◆ Dataset records ◆
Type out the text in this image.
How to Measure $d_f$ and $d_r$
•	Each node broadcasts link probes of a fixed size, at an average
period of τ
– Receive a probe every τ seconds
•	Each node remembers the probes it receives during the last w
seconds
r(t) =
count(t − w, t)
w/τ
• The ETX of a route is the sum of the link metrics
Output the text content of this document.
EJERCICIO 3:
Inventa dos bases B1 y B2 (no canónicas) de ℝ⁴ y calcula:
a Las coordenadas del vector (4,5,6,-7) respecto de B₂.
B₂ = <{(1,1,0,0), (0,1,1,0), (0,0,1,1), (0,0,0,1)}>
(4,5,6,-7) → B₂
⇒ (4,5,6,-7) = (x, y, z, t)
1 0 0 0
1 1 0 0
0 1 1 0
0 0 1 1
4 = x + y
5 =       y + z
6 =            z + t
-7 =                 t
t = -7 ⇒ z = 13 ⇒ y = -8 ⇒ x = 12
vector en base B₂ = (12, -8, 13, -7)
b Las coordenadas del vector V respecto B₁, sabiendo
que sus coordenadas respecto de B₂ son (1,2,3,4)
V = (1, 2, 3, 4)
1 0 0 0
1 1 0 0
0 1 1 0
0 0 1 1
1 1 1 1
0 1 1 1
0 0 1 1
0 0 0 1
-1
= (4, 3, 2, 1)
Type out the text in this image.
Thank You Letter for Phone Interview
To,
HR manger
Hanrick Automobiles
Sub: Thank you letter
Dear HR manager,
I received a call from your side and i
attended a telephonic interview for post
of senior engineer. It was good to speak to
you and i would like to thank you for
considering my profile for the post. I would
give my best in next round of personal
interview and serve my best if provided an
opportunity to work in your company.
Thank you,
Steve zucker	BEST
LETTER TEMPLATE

◆ Problem ◆
Using the material above, gather every line that includes "coordenadas".

◆ Answer to this task ◆
a Las coordenadas del vector (4,5,6,-7) respecto de B₂.
b Las coordenadas del vector V respecto B₁, sabiendo
que sus coordenadas respecto de B₂ son (1,2,3,4)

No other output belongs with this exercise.